---- ENTRIES PROVIDED

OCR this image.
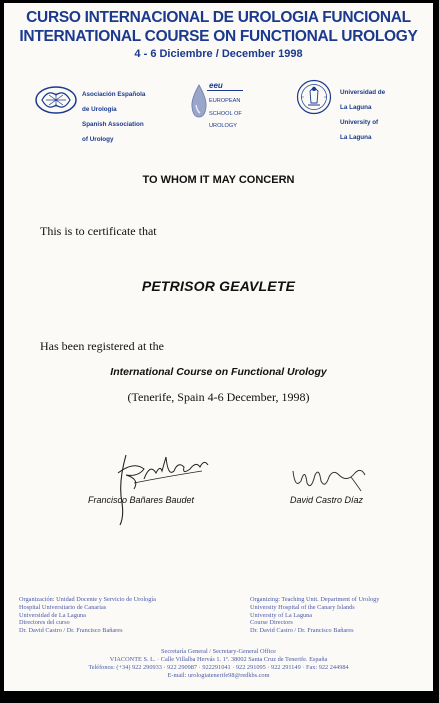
CURSO INTERNACIONAL DE UROLOGIA FUNCIONAL
INTERNATIONAL COURSE ON FUNCTIONAL UROLOGY
4 - 6 Diciembre / December 1998

Asociación Española

de Urología

Spanish Association

of Urology

eeu

EUROPEAN

SCHOOL OF

UROLOGY

Universidad de

La Laguna

University of

La Laguna

TO WHOM IT MAY CONCERN
This is to certificate that
PETRISOR GEAVLETE
Has been registered at the
International Course on Functional Urology
(Tenerife, Spain 4-6 December, 1998)
Francisco Bañares Baudet	David Castro Díaz
Organización: Unidad Docente y Servicio de Urología
Hospital Universitario de Canarias
Universidad de La Laguna
Directores del curso
Dr. David Castro / Dr. Francisco Bañares
Organizing: Teaching Unit. Department of Urology
University Hospital of the Canary Islands
University of La Laguna
Course Directors
Dr. David Castro / Dr. Francisco Bañares
Secretaría General / Secretary-General Office
VIACONTE S. L. · Calle Villalba Hervás 1. 1º. 38002 Santa Cruz de Tenerife. España
Teléfonos: (+34) 922 290933 · 922 290987 · 922291041 · 922 291095 · 922 291149 · Fax: 922 244984
E-mail: urologiatenerife98@redkbs.com
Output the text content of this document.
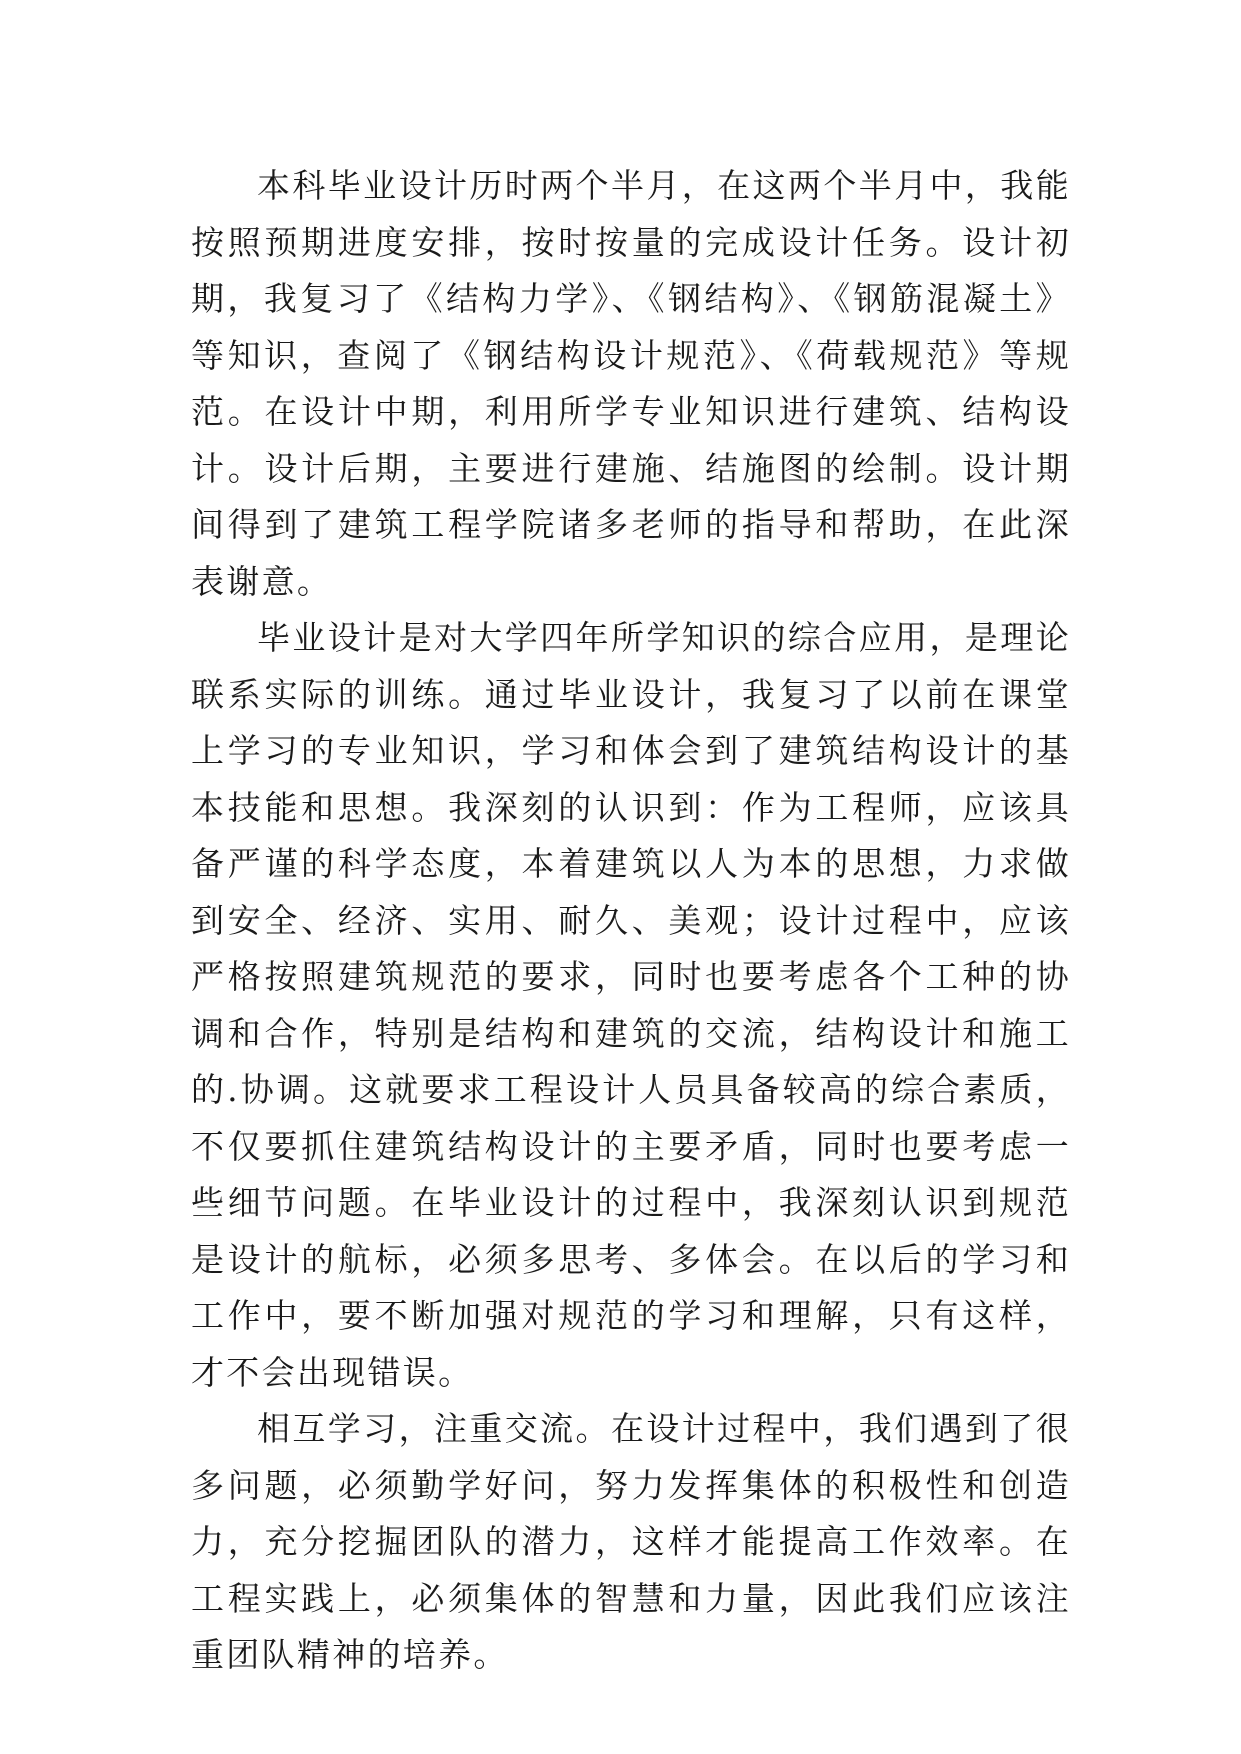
本科毕业设计历时两个半月，在这两个半月中，我能按照预期进度安排，按时按量的完成设计任务。设计初期，我复习了《结构力学》、《钢结构》、《钢筋混凝土》等知识，查阅了《钢结构设计规范》、《荷载规范》等规范。在设计中期，利用所学专业知识进行建筑、结构设计。设计后期，主要进行建施、结施图的绘制。设计期间得到了建筑工程学院诸多老师的指导和帮助，在此深表谢意。

毕业设计是对大学四年所学知识的综合应用，是理论联系实际的训练。通过毕业设计，我复习了以前在课堂上学习的专业知识，学习和体会到了建筑结构设计的基本技能和思想。我深刻的认识到：作为工程师，应该具备严谨的科学态度，本着建筑以人为本的思想，力求做到安全、经济、实用、耐久、美观；设计过程中，应该严格按照建筑规范的要求，同时也要考虑各个工种的协调和合作，特别是结构和建筑的交流，结构设计和施工的.协调。这就要求工程设计人员具备较高的综合素质，不仅要抓住建筑结构设计的主要矛盾，同时也要考虑一些细节问题。在毕业设计的过程中，我深刻认识到规范是设计的航标，必须多思考、多体会。在以后的学习和工作中，要不断加强对规范的学习和理解，只有这样，才不会出现错误。

相互学习，注重交流。在设计过程中，我们遇到了很多问题，必须勤学好问，努力发挥集体的积极性和创造力，充分挖掘团队的潜力，这样才能提高工作效率。在工程实践上，必须集体的智慧和力量，因此我们应该注重团队精神的培养。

--------

YOUR GOAL: All of the records need repeating exactly, except for the pictures.

WRITTEN SOLUTION:
OCR this image.
CURSO INTERNACIONAL DE UROLOGIA FUNCIONAL
INTERNATIONAL COURSE ON FUNCTIONAL UROLOGY
4 - 6 Diciembre / December 1998

Asociación Española

de Urología

Spanish Association

of Urology

eeu

EUROPEAN

SCHOOL OF

UROLOGY

Universidad de

La Laguna

University of

La Laguna

TO WHOM IT MAY CONCERN
This is to certificate that
PETRISOR GEAVLETE
Has been registered at the
International Course on Functional Urology
(Tenerife, Spain 4-6 December, 1998)
Francisco Bañares Baudet	David Castro Díaz
Organización: Unidad Docente y Servicio de Urología
Hospital Universitario de Canarias
Universidad de La Laguna
Directores del curso
Dr. David Castro / Dr. Francisco Bañares
Organizing: Teaching Unit. Department of Urology
University Hospital of the Canary Islands
University of La Laguna
Course Directors
Dr. David Castro / Dr. Francisco Bañares
Secretaría General / Secretary-General Office
VIACONTE S. L. · Calle Villalba Hervás 1. 1º. 38002 Santa Cruz de Tenerife. España
Teléfonos: (+34) 922 290933 · 922 290987 · 922291041 · 922 291095 · 922 291149 · Fax: 922 244984
E-mail: urologiatenerife98@redkbs.com
Output the text content of this document.
本科毕业设计历时两个半月，在这两个半月中，我能按照预期进度安排，按时按量的完成设计任务。设计初期，我复习了《结构力学》、《钢结构》、《钢筋混凝土》等知识，查阅了《钢结构设计规范》、《荷载规范》等规范。在设计中期，利用所学专业知识进行建筑、结构设计。设计后期，主要进行建施、结施图的绘制。设计期间得到了建筑工程学院诸多老师的指导和帮助，在此深表谢意。

毕业设计是对大学四年所学知识的综合应用，是理论联系实际的训练。通过毕业设计，我复习了以前在课堂上学习的专业知识，学习和体会到了建筑结构设计的基本技能和思想。我深刻的认识到：作为工程师，应该具备严谨的科学态度，本着建筑以人为本的思想，力求做到安全、经济、实用、耐久、美观；设计过程中，应该严格按照建筑规范的要求，同时也要考虑各个工种的协调和合作，特别是结构和建筑的交流，结构设计和施工的.协调。这就要求工程设计人员具备较高的综合素质，不仅要抓住建筑结构设计的主要矛盾，同时也要考虑一些细节问题。在毕业设计的过程中，我深刻认识到规范是设计的航标，必须多思考、多体会。在以后的学习和工作中，要不断加强对规范的学习和理解，只有这样，才不会出现错误。

相互学习，注重交流。在设计过程中，我们遇到了很多问题，必须勤学好问，努力发挥集体的积极性和创造力，充分挖掘团队的潜力，这样才能提高工作效率。在工程实践上，必须集体的智慧和力量，因此我们应该注重团队精神的培养。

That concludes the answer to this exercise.